◆ What the exercise asks ◆
Go through the records below line by line. Count the lines with "Internet" and give the count alone.

_ _ _ _ _ _ _

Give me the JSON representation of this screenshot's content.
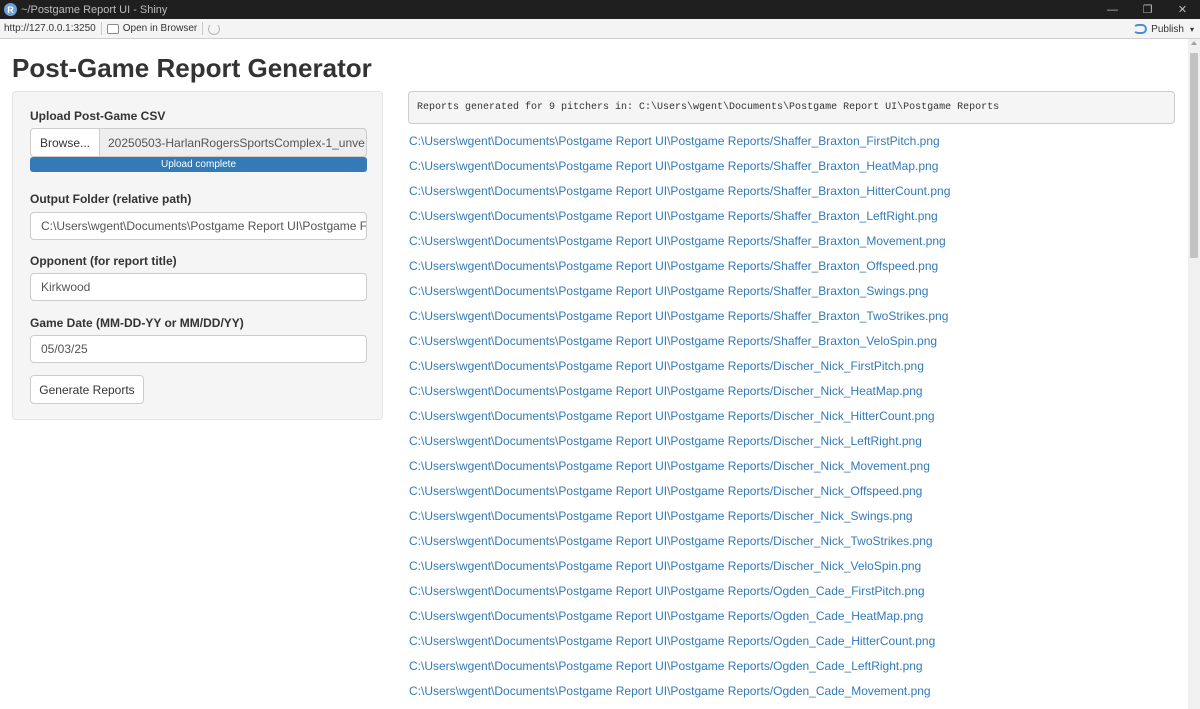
{
  "window": {
    "app_icon_letter": "R",
    "title": "~/Postgame Report UI - Shiny",
    "controls": [
      "—",
      "❐",
      "✕"
    ]
  },
  "toolbar": {
    "url": "http://127.0.0.1:3250",
    "open_in_browser": "Open in Browser",
    "publish": "Publish",
    "publish_caret": "▾"
  },
  "page": {
    "title": "Post-Game Report Generator"
  },
  "sidebar": {
    "upload_label": "Upload Post-Game CSV",
    "browse_label": "Browse...",
    "file_name": "20250503-HarlanRogersSportsComplex-1_unve",
    "upload_progress_text": "Upload complete",
    "upload_progress": 1.0,
    "output_label": "Output Folder (relative path)",
    "output_value": "C:\\Users\\wgent\\Documents\\Postgame Report UI\\Postgame F",
    "opponent_label": "Opponent (for report title)",
    "opponent_value": "Kirkwood",
    "date_label": "Game Date (MM-DD-YY or MM/DD/YY)",
    "date_value": "05/03/25",
    "generate_label": "Generate Reports"
  },
  "main": {
    "status_text": "Reports generated for 9 pitchers in: C:\\Users\\wgent\\Documents\\Postgame Report UI\\Postgame Reports",
    "links": [
      "C:\\Users\\wgent\\Documents\\Postgame Report UI\\Postgame Reports/Shaffer_Braxton_FirstPitch.png",
      "C:\\Users\\wgent\\Documents\\Postgame Report UI\\Postgame Reports/Shaffer_Braxton_HeatMap.png",
      "C:\\Users\\wgent\\Documents\\Postgame Report UI\\Postgame Reports/Shaffer_Braxton_HitterCount.png",
      "C:\\Users\\wgent\\Documents\\Postgame Report UI\\Postgame Reports/Shaffer_Braxton_LeftRight.png",
      "C:\\Users\\wgent\\Documents\\Postgame Report UI\\Postgame Reports/Shaffer_Braxton_Movement.png",
      "C:\\Users\\wgent\\Documents\\Postgame Report UI\\Postgame Reports/Shaffer_Braxton_Offspeed.png",
      "C:\\Users\\wgent\\Documents\\Postgame Report UI\\Postgame Reports/Shaffer_Braxton_Swings.png",
      "C:\\Users\\wgent\\Documents\\Postgame Report UI\\Postgame Reports/Shaffer_Braxton_TwoStrikes.png",
      "C:\\Users\\wgent\\Documents\\Postgame Report UI\\Postgame Reports/Shaffer_Braxton_VeloSpin.png",
      "C:\\Users\\wgent\\Documents\\Postgame Report UI\\Postgame Reports/Discher_Nick_FirstPitch.png",
      "C:\\Users\\wgent\\Documents\\Postgame Report UI\\Postgame Reports/Discher_Nick_HeatMap.png",
      "C:\\Users\\wgent\\Documents\\Postgame Report UI\\Postgame Reports/Discher_Nick_HitterCount.png",
      "C:\\Users\\wgent\\Documents\\Postgame Report UI\\Postgame Reports/Discher_Nick_LeftRight.png",
      "C:\\Users\\wgent\\Documents\\Postgame Report UI\\Postgame Reports/Discher_Nick_Movement.png",
      "C:\\Users\\wgent\\Documents\\Postgame Report UI\\Postgame Reports/Discher_Nick_Offspeed.png",
      "C:\\Users\\wgent\\Documents\\Postgame Report UI\\Postgame Reports/Discher_Nick_Swings.png",
      "C:\\Users\\wgent\\Documents\\Postgame Report UI\\Postgame Reports/Discher_Nick_TwoStrikes.png",
      "C:\\Users\\wgent\\Documents\\Postgame Report UI\\Postgame Reports/Discher_Nick_VeloSpin.png",
      "C:\\Users\\wgent\\Documents\\Postgame Report UI\\Postgame Reports/Ogden_Cade_FirstPitch.png",
      "C:\\Users\\wgent\\Documents\\Postgame Report UI\\Postgame Reports/Ogden_Cade_HeatMap.png",
      "C:\\Users\\wgent\\Documents\\Postgame Report UI\\Postgame Reports/Ogden_Cade_HitterCount.png",
      "C:\\Users\\wgent\\Documents\\Postgame Report UI\\Postgame Reports/Ogden_Cade_LeftRight.png",
      "C:\\Users\\wgent\\Documents\\Postgame Report UI\\Postgame Reports/Ogden_Cade_Movement.png"
    ]
  },
  "colors": {
    "link": "#337ab7",
    "progress": "#337ab7",
    "panel_bg": "#f5f5f5"
  }
}
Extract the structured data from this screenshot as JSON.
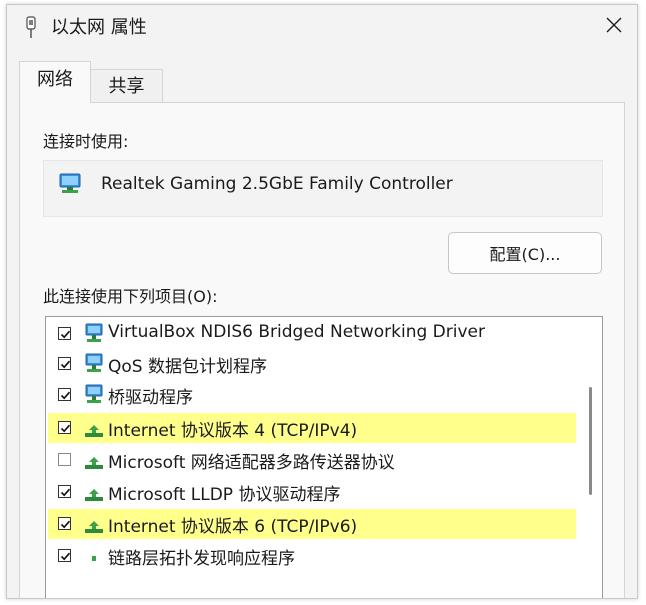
{
  "window": {
    "title": "以太网 属性",
    "close_symbol": "✕"
  },
  "tabs": [
    {
      "label": "网络",
      "active": true
    },
    {
      "label": "共享",
      "active": false
    }
  ],
  "network": {
    "connect_using_label": "连接时使用:",
    "adapter_name": "Realtek Gaming 2.5GbE Family Controller",
    "configure_button": "配置(C)...",
    "items_label": "此连接使用下列项目(O):",
    "items": [
      {
        "label": "VirtualBox NDIS6 Bridged Networking Driver",
        "checked": true,
        "selected": false,
        "icon": "network-service-icon"
      },
      {
        "label": "QoS 数据包计划程序",
        "checked": true,
        "selected": false,
        "icon": "network-service-icon"
      },
      {
        "label": "桥驱动程序",
        "checked": true,
        "selected": false,
        "icon": "network-service-icon"
      },
      {
        "label": "Internet 协议版本 4 (TCP/IPv4)",
        "checked": true,
        "selected": true,
        "icon": "protocol-icon"
      },
      {
        "label": "Microsoft 网络适配器多路传送器协议",
        "checked": false,
        "selected": false,
        "icon": "protocol-icon"
      },
      {
        "label": "Microsoft LLDP 协议驱动程序",
        "checked": true,
        "selected": false,
        "icon": "protocol-icon"
      },
      {
        "label": "Internet 协议版本 6 (TCP/IPv6)",
        "checked": true,
        "selected": true,
        "icon": "protocol-icon"
      },
      {
        "label": "链路层拓扑发现响应程序",
        "checked": true,
        "selected": false,
        "icon": "protocol-icon"
      }
    ]
  },
  "colors": {
    "highlight": "#ffff8c",
    "window_bg": "#f3f3f3",
    "protocol_green": "#3aa34a",
    "service_blue": "#3b8fd6"
  }
}
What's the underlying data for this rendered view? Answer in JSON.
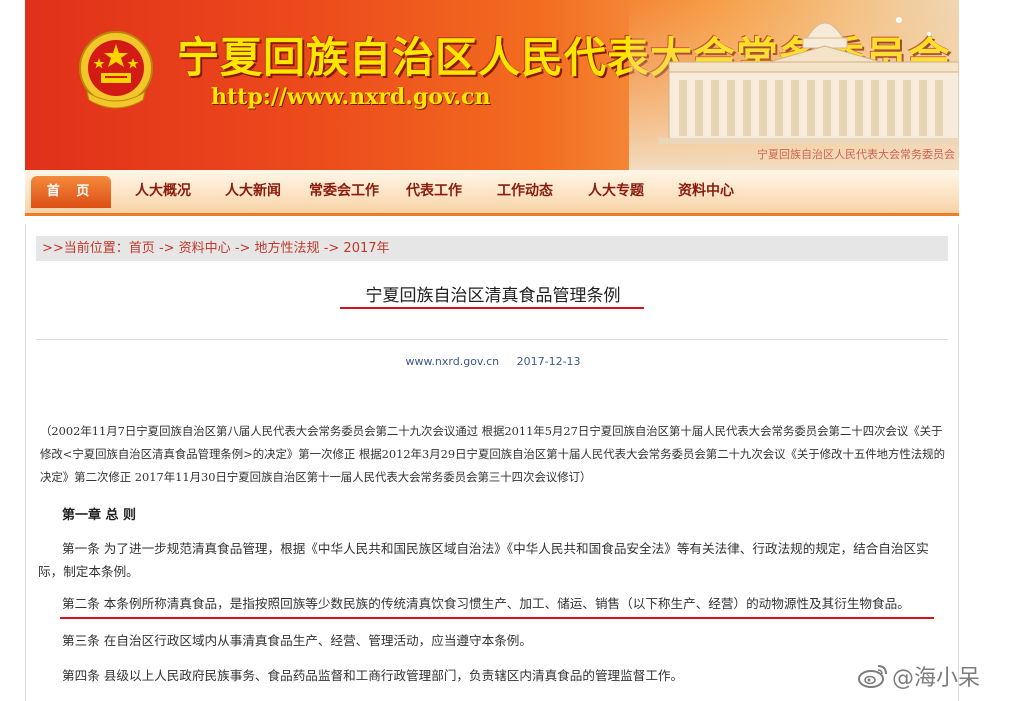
{
  "banner": {
    "title": "宁夏回族自治区人民代表大会常务委员会",
    "url": "http://www.nxrd.gov.cn",
    "caption": "宁夏回族自治区人民代表大会常务委员会"
  },
  "nav": {
    "home": "首 页",
    "items": [
      "人大概况",
      "人大新闻",
      "常委会工作",
      "代表工作",
      "工作动态",
      "人大专题",
      "资料中心"
    ]
  },
  "breadcrumb": {
    "prefix": ">>当前位置：",
    "items": [
      "首页",
      "资料中心",
      "地方性法规",
      "2017年"
    ],
    "separator": " -> "
  },
  "article": {
    "title": "宁夏回族自治区清真食品管理条例",
    "source": "www.nxrd.gov.cn",
    "date": "2017-12-13",
    "preamble": "（2002年11月7日宁夏回族自治区第八届人民代表大会常务委员会第二十九次会议通过 根据2011年5月27日宁夏回族自治区第十届人民代表大会常务委员会第二十四次会议《关于修改<宁夏回族自治区清真食品管理条例>的决定》第一次修正 根据2012年3月29日宁夏回族自治区第十届人民代表大会常务委员会第二十九次会议《关于修改十五件地方性法规的决定》第二次修正 2017年11月30日宁夏回族自治区第十一届人民代表大会常务委员会第三十四次会议修订）",
    "chapter": "第一章 总 则",
    "paragraphs": [
      "第一条 为了进一步规范清真食品管理，根据《中华人民共和国民族区域自治法》《中华人民共和国食品安全法》等有关法律、行政法规的规定，结合自治区实际，制定本条例。",
      "第二条 本条例所称清真食品，是指按照回族等少数民族的传统清真饮食习惯生产、加工、储运、销售（以下称生产、经营）的动物源性及其衍生物食品。",
      "第三条 在自治区行政区域内从事清真食品生产、经营、管理活动，应当遵守本条例。",
      "第四条 县级以上人民政府民族事务、食品药品监督和工商行政管理部门，负责辖区内清真食品的管理监督工作。"
    ]
  },
  "watermark": {
    "text": "@海小呆"
  },
  "colors": {
    "title_yellow": "#ffe600",
    "nav_text": "#8a1c0c",
    "accent_red": "#d0161a",
    "breadcrumb_red": "#c0392b",
    "meta_blue": "#3a5a8a"
  }
}
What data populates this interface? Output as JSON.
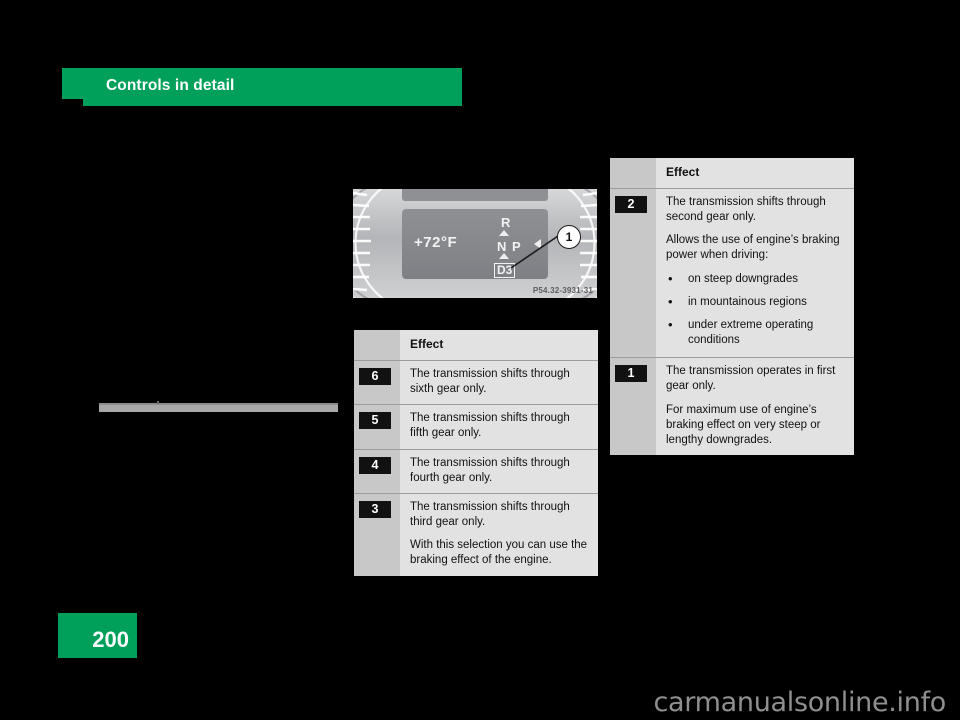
{
  "header": {
    "title": "Controls in detail",
    "accent_color": "#00a05a"
  },
  "page": {
    "number": "200",
    "badge_color": "#00a05a"
  },
  "figure": {
    "caption_code": "P54.32-3931-31",
    "callout_number": "1",
    "display": {
      "temperature": "+72°F",
      "gear_positions": [
        "R",
        "N",
        "P"
      ],
      "selected_gear": "D3"
    }
  },
  "table_left": {
    "header": {
      "blank": "",
      "effect": "Effect"
    },
    "rows": [
      {
        "gear": "6",
        "paragraphs": [
          "The transmission shifts through sixth gear only."
        ]
      },
      {
        "gear": "5",
        "paragraphs": [
          "The transmission shifts through fifth gear only."
        ]
      },
      {
        "gear": "4",
        "paragraphs": [
          "The transmission shifts through fourth gear only."
        ]
      },
      {
        "gear": "3",
        "paragraphs": [
          "The transmission shifts through third gear only.",
          "With this selection you can use the braking effect of the engine."
        ]
      }
    ]
  },
  "table_right": {
    "header": {
      "blank": "",
      "effect": "Effect"
    },
    "rows": [
      {
        "gear": "2",
        "paragraphs": [
          "The transmission shifts through second gear only.",
          "Allows the use of engine’s braking power when driving:"
        ],
        "bullets": [
          "on steep downgrades",
          "in mountainous regions",
          "under extreme operating conditions"
        ]
      },
      {
        "gear": "1",
        "paragraphs": [
          "The transmission operates in first gear only.",
          "For maximum use of engine’s braking effect on very steep or lengthy downgrades."
        ],
        "bullets": []
      }
    ]
  },
  "watermark": {
    "text": "carmanualsonline.info"
  }
}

_ _ _ _ _ _ _

◆ Task output ◆
2